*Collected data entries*
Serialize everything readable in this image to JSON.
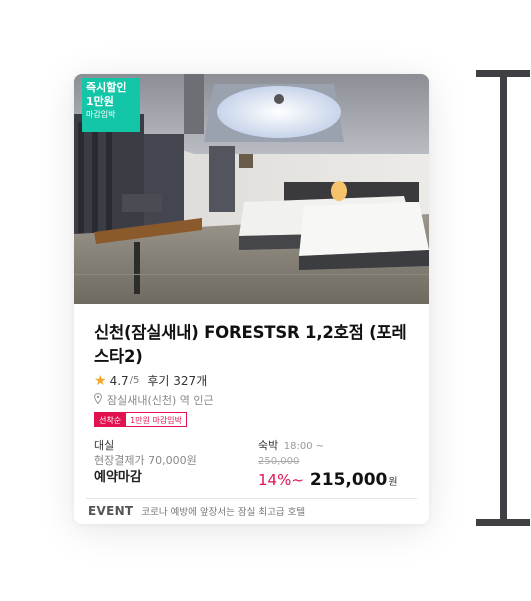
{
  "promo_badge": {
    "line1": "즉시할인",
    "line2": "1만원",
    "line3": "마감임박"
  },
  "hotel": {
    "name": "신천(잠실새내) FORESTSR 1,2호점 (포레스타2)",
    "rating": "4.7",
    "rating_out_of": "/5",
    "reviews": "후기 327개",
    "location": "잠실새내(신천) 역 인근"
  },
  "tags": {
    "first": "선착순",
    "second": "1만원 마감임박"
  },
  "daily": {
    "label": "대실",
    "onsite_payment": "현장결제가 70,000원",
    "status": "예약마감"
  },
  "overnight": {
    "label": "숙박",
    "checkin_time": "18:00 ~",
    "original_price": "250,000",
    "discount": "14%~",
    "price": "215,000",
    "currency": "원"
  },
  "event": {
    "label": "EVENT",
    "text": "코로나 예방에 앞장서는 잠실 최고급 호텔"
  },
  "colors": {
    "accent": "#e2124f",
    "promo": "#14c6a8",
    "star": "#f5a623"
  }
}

* * *

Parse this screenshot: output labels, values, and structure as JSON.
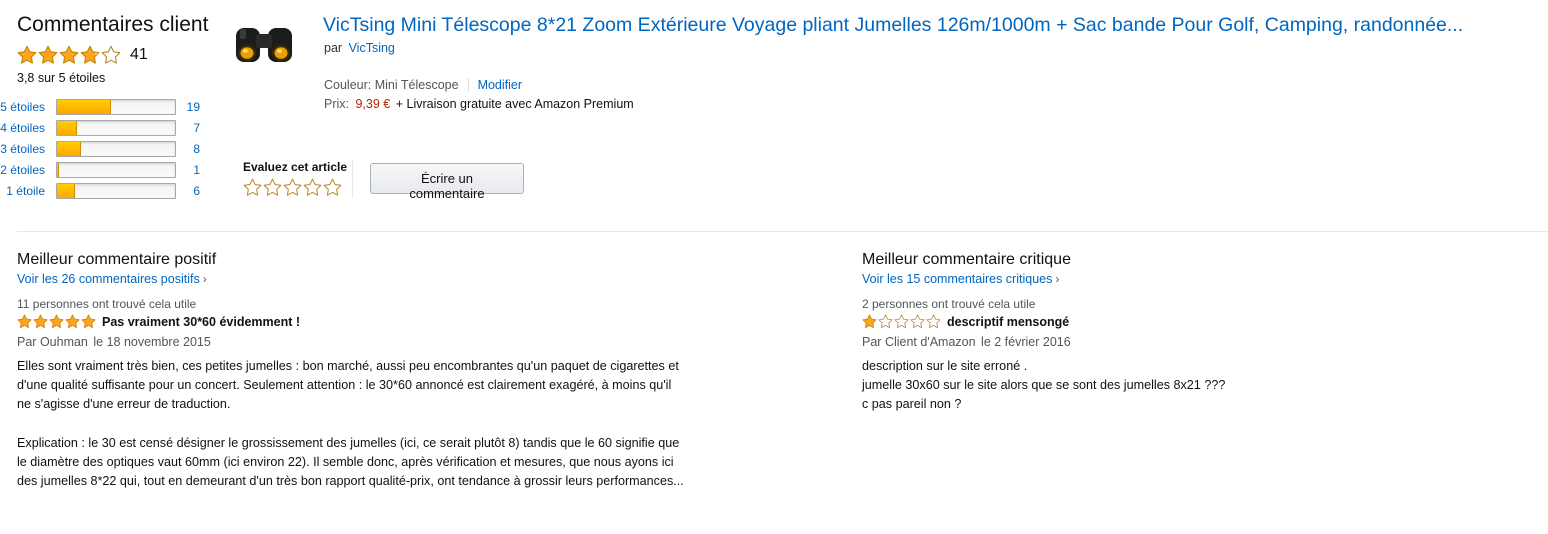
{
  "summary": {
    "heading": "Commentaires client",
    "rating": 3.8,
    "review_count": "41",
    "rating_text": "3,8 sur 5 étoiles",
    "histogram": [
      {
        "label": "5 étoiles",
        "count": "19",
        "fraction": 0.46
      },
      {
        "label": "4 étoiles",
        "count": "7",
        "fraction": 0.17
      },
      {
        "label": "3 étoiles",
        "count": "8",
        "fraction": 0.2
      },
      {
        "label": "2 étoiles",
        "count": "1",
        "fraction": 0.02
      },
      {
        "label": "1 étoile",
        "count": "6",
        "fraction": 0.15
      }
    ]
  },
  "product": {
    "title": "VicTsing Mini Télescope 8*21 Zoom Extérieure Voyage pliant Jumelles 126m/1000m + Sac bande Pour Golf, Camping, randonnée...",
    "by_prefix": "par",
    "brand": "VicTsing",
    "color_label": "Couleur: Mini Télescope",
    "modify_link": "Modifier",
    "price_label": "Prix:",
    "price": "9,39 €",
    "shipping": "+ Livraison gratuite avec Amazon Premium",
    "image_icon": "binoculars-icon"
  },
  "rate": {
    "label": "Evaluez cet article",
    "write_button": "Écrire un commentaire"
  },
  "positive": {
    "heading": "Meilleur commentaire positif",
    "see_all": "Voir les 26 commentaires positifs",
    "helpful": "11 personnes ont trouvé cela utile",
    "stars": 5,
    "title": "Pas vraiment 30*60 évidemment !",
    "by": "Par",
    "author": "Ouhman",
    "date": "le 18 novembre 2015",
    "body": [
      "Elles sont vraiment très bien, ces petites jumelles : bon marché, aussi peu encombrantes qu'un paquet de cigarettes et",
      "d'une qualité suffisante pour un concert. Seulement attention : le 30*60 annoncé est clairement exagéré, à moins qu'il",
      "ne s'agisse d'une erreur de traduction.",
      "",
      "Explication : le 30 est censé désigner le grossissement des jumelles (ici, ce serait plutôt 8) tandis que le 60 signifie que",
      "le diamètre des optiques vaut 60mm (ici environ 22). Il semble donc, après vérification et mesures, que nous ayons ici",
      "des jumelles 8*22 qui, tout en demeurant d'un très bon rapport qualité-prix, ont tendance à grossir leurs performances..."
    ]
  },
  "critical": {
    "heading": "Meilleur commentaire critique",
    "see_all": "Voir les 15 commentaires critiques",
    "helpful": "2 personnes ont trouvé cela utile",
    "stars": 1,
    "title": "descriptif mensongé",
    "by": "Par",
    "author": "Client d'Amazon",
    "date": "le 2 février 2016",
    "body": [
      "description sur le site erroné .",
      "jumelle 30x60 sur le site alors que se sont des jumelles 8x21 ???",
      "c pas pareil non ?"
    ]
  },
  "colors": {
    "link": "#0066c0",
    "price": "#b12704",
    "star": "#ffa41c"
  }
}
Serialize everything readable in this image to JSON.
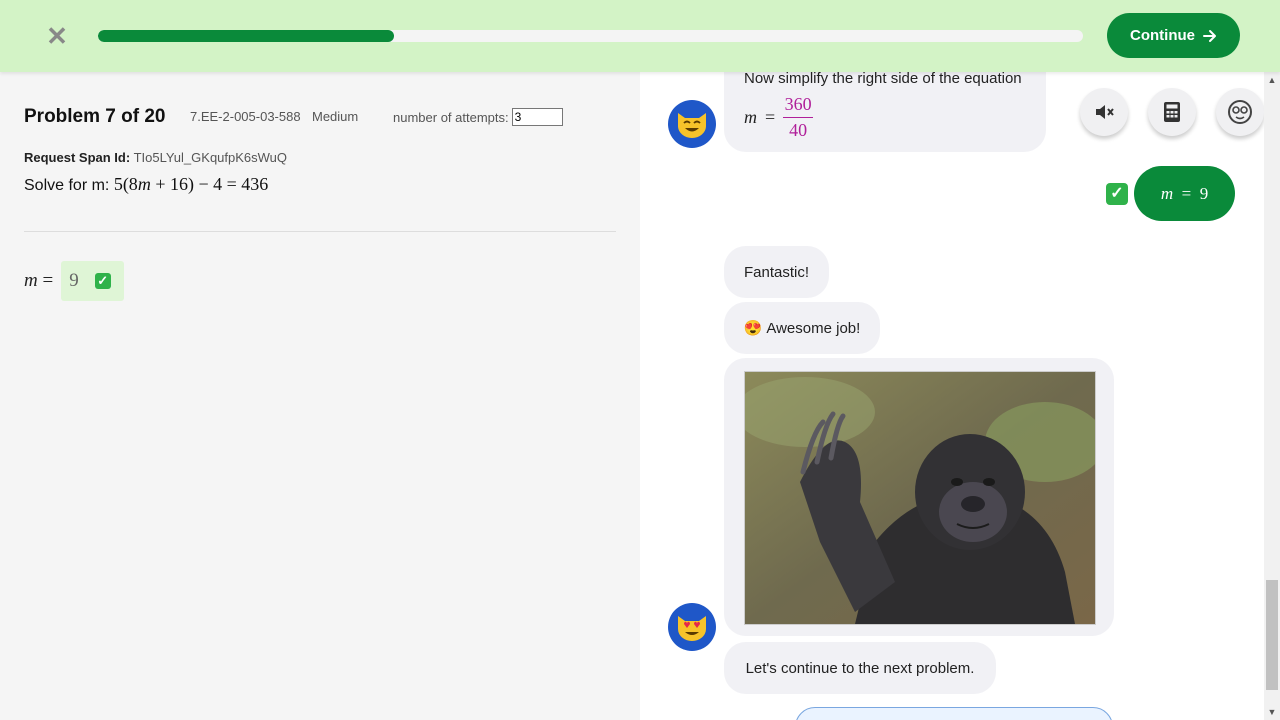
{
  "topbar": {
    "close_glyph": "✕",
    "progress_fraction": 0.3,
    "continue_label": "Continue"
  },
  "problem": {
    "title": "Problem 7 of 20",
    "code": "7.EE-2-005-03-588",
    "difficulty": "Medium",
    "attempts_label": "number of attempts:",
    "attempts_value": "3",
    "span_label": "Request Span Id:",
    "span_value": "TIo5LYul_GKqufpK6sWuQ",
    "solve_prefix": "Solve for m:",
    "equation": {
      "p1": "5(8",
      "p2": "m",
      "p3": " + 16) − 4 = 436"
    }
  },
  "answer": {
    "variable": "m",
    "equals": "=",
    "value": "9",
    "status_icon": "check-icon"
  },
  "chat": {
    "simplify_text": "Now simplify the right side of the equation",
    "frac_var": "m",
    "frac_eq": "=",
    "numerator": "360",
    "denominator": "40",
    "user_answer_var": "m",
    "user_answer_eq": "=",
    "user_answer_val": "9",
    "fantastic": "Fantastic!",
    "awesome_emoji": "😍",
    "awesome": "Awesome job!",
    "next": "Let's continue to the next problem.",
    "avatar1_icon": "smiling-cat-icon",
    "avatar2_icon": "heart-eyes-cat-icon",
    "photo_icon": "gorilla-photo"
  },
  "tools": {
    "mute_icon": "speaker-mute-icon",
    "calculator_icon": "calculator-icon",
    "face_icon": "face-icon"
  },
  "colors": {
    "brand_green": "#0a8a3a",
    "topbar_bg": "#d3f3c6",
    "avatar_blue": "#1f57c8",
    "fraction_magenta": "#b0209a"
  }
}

*TASK STATEMENT*
Scan the data above and copy every line with "helpful" in it.

*WORKED ANSWER*
    "helpful": "11 personnes ont trouvé cela utile",
    "helpful": "2 personnes ont trouvé cela utile",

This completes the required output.